### Stated exercise
Extract each line of the data and write it out again exactly.

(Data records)
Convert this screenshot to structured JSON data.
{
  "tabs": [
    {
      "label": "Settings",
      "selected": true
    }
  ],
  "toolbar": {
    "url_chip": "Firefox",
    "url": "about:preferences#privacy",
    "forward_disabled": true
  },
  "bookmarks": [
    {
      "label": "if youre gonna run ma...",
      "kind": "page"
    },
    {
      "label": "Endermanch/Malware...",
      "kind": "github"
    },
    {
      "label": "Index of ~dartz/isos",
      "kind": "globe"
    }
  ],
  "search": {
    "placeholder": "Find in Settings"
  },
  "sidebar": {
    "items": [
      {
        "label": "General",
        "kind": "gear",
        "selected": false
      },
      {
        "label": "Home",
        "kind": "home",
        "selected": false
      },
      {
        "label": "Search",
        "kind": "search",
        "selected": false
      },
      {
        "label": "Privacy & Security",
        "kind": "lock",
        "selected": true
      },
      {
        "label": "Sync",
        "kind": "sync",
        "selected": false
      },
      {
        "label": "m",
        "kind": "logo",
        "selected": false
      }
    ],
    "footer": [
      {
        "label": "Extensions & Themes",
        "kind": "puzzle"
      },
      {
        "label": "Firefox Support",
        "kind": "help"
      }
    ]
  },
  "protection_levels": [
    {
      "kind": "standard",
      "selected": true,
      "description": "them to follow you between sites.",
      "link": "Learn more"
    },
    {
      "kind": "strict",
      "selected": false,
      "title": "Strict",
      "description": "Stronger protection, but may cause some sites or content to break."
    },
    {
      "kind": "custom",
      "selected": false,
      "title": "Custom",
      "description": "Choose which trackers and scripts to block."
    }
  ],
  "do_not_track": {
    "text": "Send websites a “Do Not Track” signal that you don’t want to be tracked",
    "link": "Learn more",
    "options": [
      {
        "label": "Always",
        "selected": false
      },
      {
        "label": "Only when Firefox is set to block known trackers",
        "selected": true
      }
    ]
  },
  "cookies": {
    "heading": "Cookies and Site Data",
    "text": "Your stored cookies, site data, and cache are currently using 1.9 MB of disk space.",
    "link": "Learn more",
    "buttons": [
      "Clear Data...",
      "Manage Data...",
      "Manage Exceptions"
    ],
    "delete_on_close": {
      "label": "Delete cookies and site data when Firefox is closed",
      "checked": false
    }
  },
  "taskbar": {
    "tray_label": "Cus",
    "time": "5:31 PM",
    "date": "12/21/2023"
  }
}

### Solution to the problem
Convert this screenshot to structured JSON data.
{
  "tabs": [
    {
      "label": "Settings",
      "selected": true
    }
  ],
  "toolbar": {
    "url_chip": "Firefox",
    "url": "about:preferences#privacy",
    "forward_disabled": true
  },
  "bookmarks": [
    {
      "label": "if youre gonna run ma...",
      "kind": "page"
    },
    {
      "label": "Endermanch/Malware...",
      "kind": "github"
    },
    {
      "label": "Index of ~dartz/isos",
      "kind": "globe"
    }
  ],
  "search": {
    "placeholder": "Find in Settings"
  },
  "sidebar": {
    "items": [
      {
        "label": "General",
        "kind": "gear",
        "selected": false
      },
      {
        "label": "Home",
        "kind": "home",
        "selected": false
      },
      {
        "label": "Search",
        "kind": "search",
        "selected": false
      },
      {
        "label": "Privacy & Security",
        "kind": "lock",
        "selected": true
      },
      {
        "label": "Sync",
        "kind": "sync",
        "selected": false
      },
      {
        "label": "m",
        "kind": "logo",
        "selected": false
      }
    ],
    "footer": [
      {
        "label": "Extensions & Themes",
        "kind": "puzzle"
      },
      {
        "label": "Firefox Support",
        "kind": "help"
      }
    ]
  },
  "protection_levels": [
    {
      "kind": "standard",
      "selected": true,
      "description": "them to follow you between sites.",
      "link": "Learn more"
    },
    {
      "kind": "strict",
      "selected": false,
      "title": "Strict",
      "description": "Stronger protection, but may cause some sites or content to break."
    },
    {
      "kind": "custom",
      "selected": false,
      "title": "Custom",
      "description": "Choose which trackers and scripts to block."
    }
  ],
  "do_not_track": {
    "text": "Send websites a “Do Not Track” signal that you don’t want to be tracked",
    "link": "Learn more",
    "options": [
      {
        "label": "Always",
        "selected": false
      },
      {
        "label": "Only when Firefox is set to block known trackers",
        "selected": true
      }
    ]
  },
  "cookies": {
    "heading": "Cookies and Site Data",
    "text": "Your stored cookies, site data, and cache are currently using 1.9 MB of disk space.",
    "link": "Learn more",
    "buttons": [
      "Clear Data...",
      "Manage Data...",
      "Manage Exceptions"
    ],
    "delete_on_close": {
      "label": "Delete cookies and site data when Firefox is closed",
      "checked": false
    }
  },
  "taskbar": {
    "tray_label": "Cus",
    "time": "5:31 PM",
    "date": "12/21/2023"
  }
}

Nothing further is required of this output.